Extracts from a graphics dataset:
★ ★ ★ ★ ★

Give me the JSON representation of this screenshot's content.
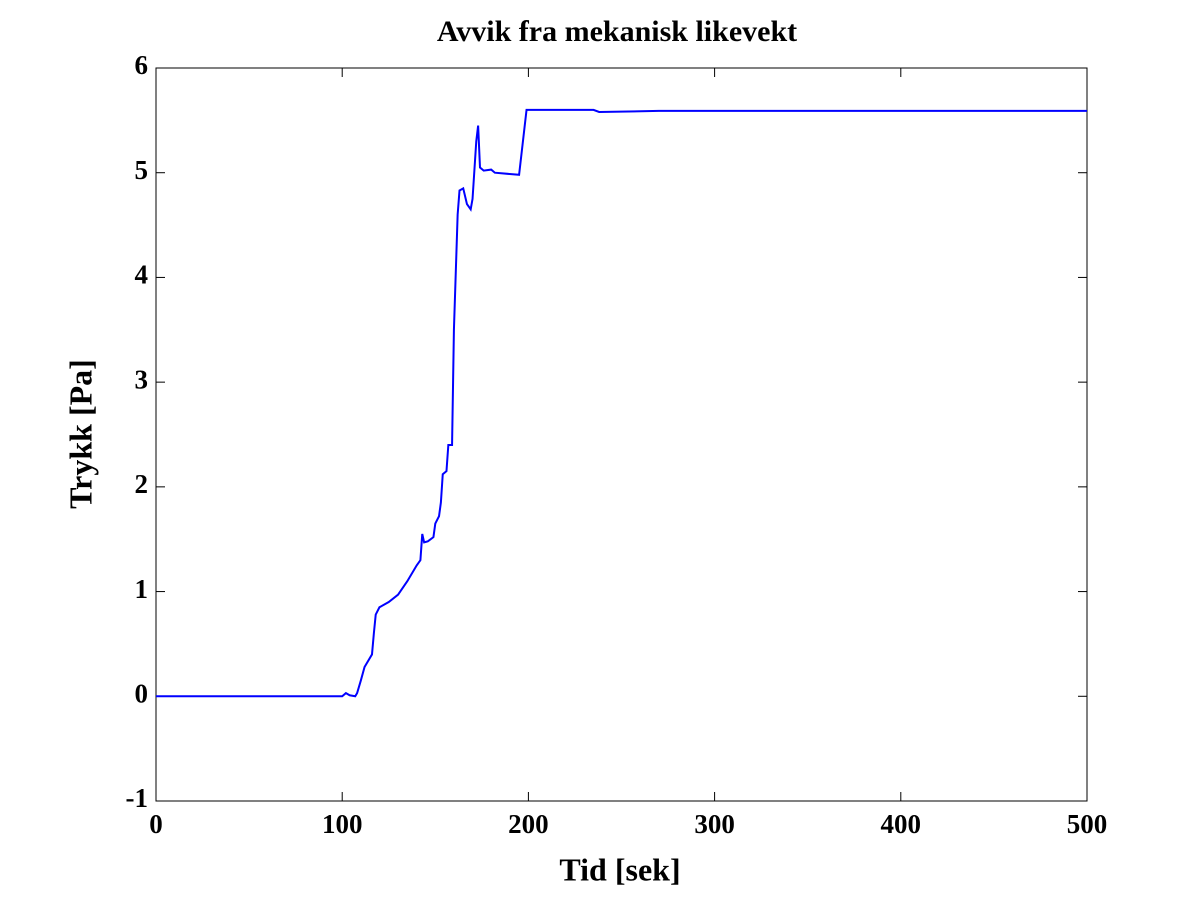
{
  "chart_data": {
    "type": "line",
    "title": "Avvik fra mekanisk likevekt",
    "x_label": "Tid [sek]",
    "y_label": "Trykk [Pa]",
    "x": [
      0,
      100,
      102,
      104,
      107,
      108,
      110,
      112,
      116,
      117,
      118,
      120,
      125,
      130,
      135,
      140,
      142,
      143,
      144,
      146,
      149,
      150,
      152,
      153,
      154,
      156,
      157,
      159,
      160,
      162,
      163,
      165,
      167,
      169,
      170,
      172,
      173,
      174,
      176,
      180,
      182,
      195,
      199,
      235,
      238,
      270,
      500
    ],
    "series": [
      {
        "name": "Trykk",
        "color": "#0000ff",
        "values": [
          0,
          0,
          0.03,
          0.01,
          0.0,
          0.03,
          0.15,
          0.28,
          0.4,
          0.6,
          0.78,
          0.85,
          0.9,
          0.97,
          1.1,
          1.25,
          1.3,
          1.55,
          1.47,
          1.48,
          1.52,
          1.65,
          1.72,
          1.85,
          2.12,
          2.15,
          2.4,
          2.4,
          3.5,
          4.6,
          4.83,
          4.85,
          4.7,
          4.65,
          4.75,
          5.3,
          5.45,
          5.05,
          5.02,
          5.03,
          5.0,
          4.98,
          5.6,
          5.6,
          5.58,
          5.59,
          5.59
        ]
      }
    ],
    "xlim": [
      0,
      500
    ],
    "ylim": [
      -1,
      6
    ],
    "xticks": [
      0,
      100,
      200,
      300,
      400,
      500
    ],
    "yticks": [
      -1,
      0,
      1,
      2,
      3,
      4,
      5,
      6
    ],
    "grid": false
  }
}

★ ★ ★ ★ ★

* Exercise objective:
Exactly reproduce each record, leaving out any pictures.

* Result of the task:
Give me the JSON representation of this screenshot's content.
{
  "chart_data": {
    "type": "line",
    "title": "Avvik fra mekanisk likevekt",
    "x_label": "Tid [sek]",
    "y_label": "Trykk [Pa]",
    "x": [
      0,
      100,
      102,
      104,
      107,
      108,
      110,
      112,
      116,
      117,
      118,
      120,
      125,
      130,
      135,
      140,
      142,
      143,
      144,
      146,
      149,
      150,
      152,
      153,
      154,
      156,
      157,
      159,
      160,
      162,
      163,
      165,
      167,
      169,
      170,
      172,
      173,
      174,
      176,
      180,
      182,
      195,
      199,
      235,
      238,
      270,
      500
    ],
    "series": [
      {
        "name": "Trykk",
        "color": "#0000ff",
        "values": [
          0,
          0,
          0.03,
          0.01,
          0.0,
          0.03,
          0.15,
          0.28,
          0.4,
          0.6,
          0.78,
          0.85,
          0.9,
          0.97,
          1.1,
          1.25,
          1.3,
          1.55,
          1.47,
          1.48,
          1.52,
          1.65,
          1.72,
          1.85,
          2.12,
          2.15,
          2.4,
          2.4,
          3.5,
          4.6,
          4.83,
          4.85,
          4.7,
          4.65,
          4.75,
          5.3,
          5.45,
          5.05,
          5.02,
          5.03,
          5.0,
          4.98,
          5.6,
          5.6,
          5.58,
          5.59,
          5.59
        ]
      }
    ],
    "xlim": [
      0,
      500
    ],
    "ylim": [
      -1,
      6
    ],
    "xticks": [
      0,
      100,
      200,
      300,
      400,
      500
    ],
    "yticks": [
      -1,
      0,
      1,
      2,
      3,
      4,
      5,
      6
    ],
    "grid": false
  }
}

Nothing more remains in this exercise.